§ TASK INSTRUCTIONS:
Pick out the lines in the listing below that contain the word "Visa" and copy them.

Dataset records
* * * * * * *

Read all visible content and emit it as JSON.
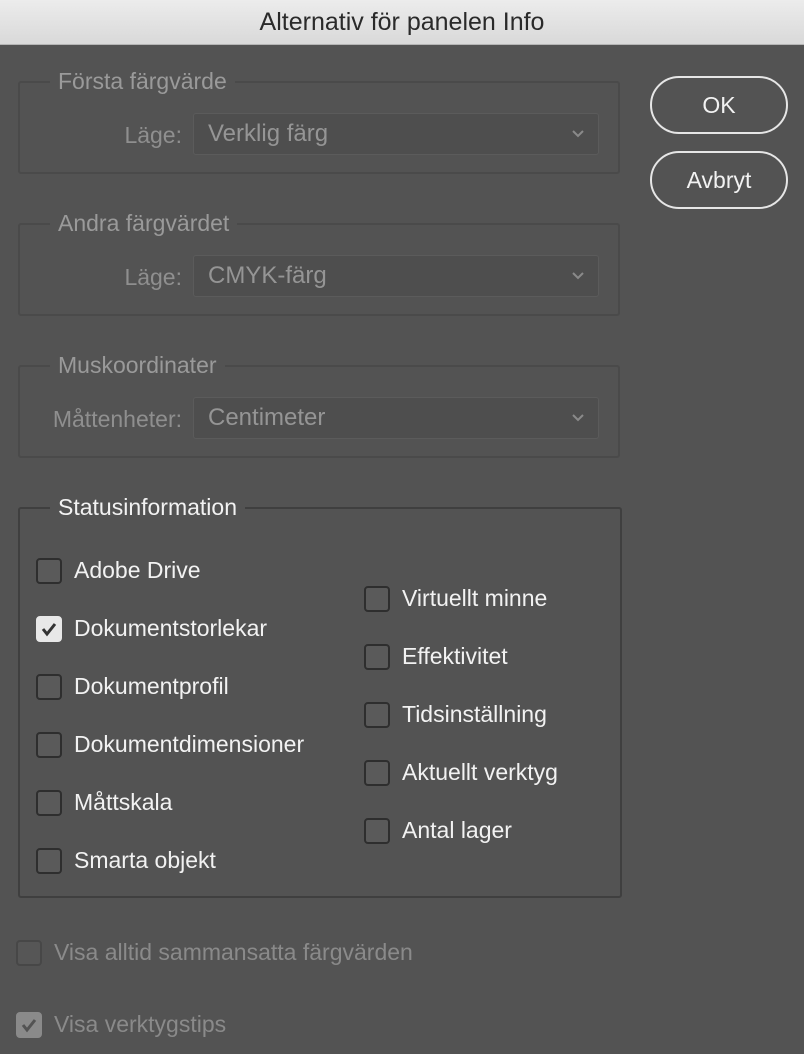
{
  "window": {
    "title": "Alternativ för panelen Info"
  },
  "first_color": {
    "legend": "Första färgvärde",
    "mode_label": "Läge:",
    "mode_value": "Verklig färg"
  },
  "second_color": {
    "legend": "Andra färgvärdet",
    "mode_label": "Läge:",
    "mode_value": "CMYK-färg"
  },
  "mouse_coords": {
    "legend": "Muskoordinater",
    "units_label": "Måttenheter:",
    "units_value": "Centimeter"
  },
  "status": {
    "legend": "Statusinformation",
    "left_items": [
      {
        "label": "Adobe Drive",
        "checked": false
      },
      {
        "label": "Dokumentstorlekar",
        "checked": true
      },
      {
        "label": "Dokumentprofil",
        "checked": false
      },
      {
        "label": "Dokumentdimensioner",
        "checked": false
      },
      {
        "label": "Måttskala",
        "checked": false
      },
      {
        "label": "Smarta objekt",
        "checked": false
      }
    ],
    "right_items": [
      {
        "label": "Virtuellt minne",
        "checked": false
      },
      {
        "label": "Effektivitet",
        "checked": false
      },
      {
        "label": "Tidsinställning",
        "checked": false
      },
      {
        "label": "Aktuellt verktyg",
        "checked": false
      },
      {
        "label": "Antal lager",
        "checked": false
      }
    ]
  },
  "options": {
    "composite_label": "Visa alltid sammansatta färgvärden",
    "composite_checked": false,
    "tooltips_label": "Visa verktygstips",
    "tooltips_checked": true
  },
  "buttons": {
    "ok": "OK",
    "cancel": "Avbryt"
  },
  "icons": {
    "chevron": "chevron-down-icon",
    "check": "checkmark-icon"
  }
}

* * * * * * *

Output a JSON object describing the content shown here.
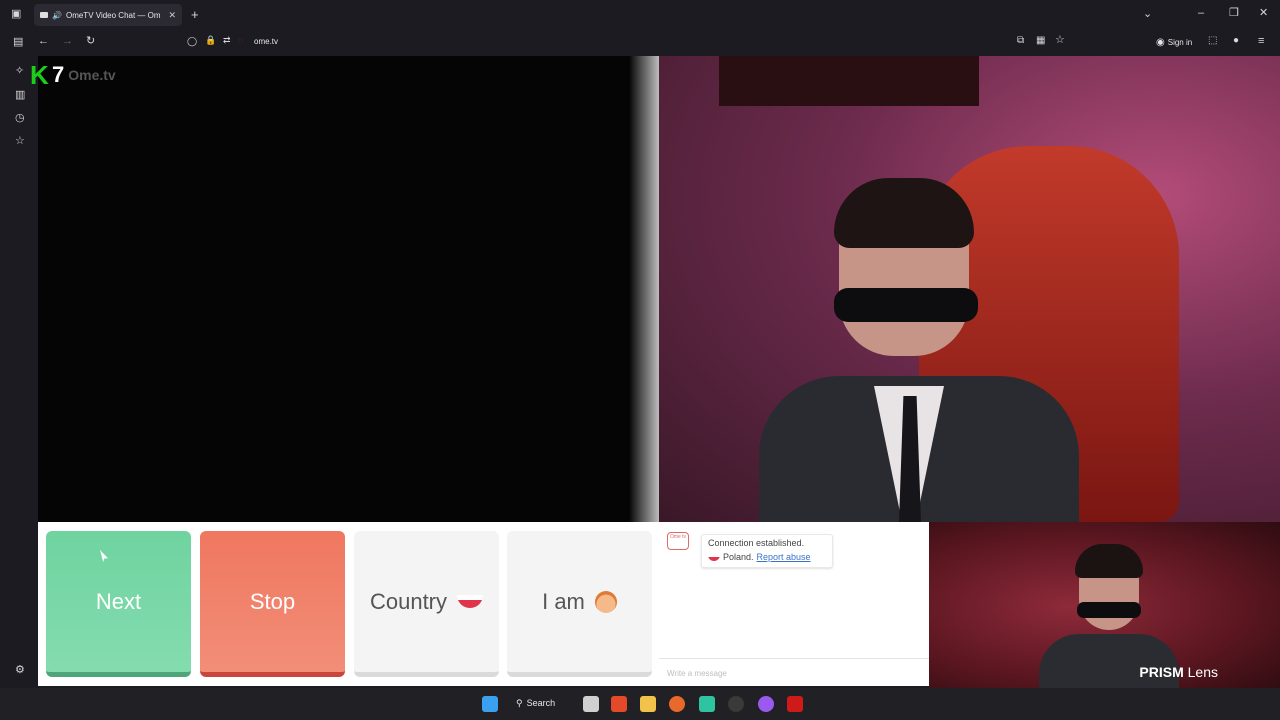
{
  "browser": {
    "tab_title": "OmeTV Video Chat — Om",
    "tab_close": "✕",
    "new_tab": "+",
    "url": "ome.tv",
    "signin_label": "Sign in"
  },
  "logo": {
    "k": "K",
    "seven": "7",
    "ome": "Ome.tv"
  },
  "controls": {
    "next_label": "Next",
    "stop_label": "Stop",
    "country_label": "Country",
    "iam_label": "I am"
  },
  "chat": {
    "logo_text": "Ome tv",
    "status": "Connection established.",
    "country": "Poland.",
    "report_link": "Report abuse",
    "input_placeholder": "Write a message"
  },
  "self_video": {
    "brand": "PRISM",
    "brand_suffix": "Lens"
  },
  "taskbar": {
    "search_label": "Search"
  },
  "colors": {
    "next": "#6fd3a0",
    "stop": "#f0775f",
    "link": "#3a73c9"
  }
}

* * * * * * *

§ RESPONSE TO THE TASK:
    "composite_label": "Visa alltid sammansatta färgvärden",
    "tooltips_label": "Visa verktygstips",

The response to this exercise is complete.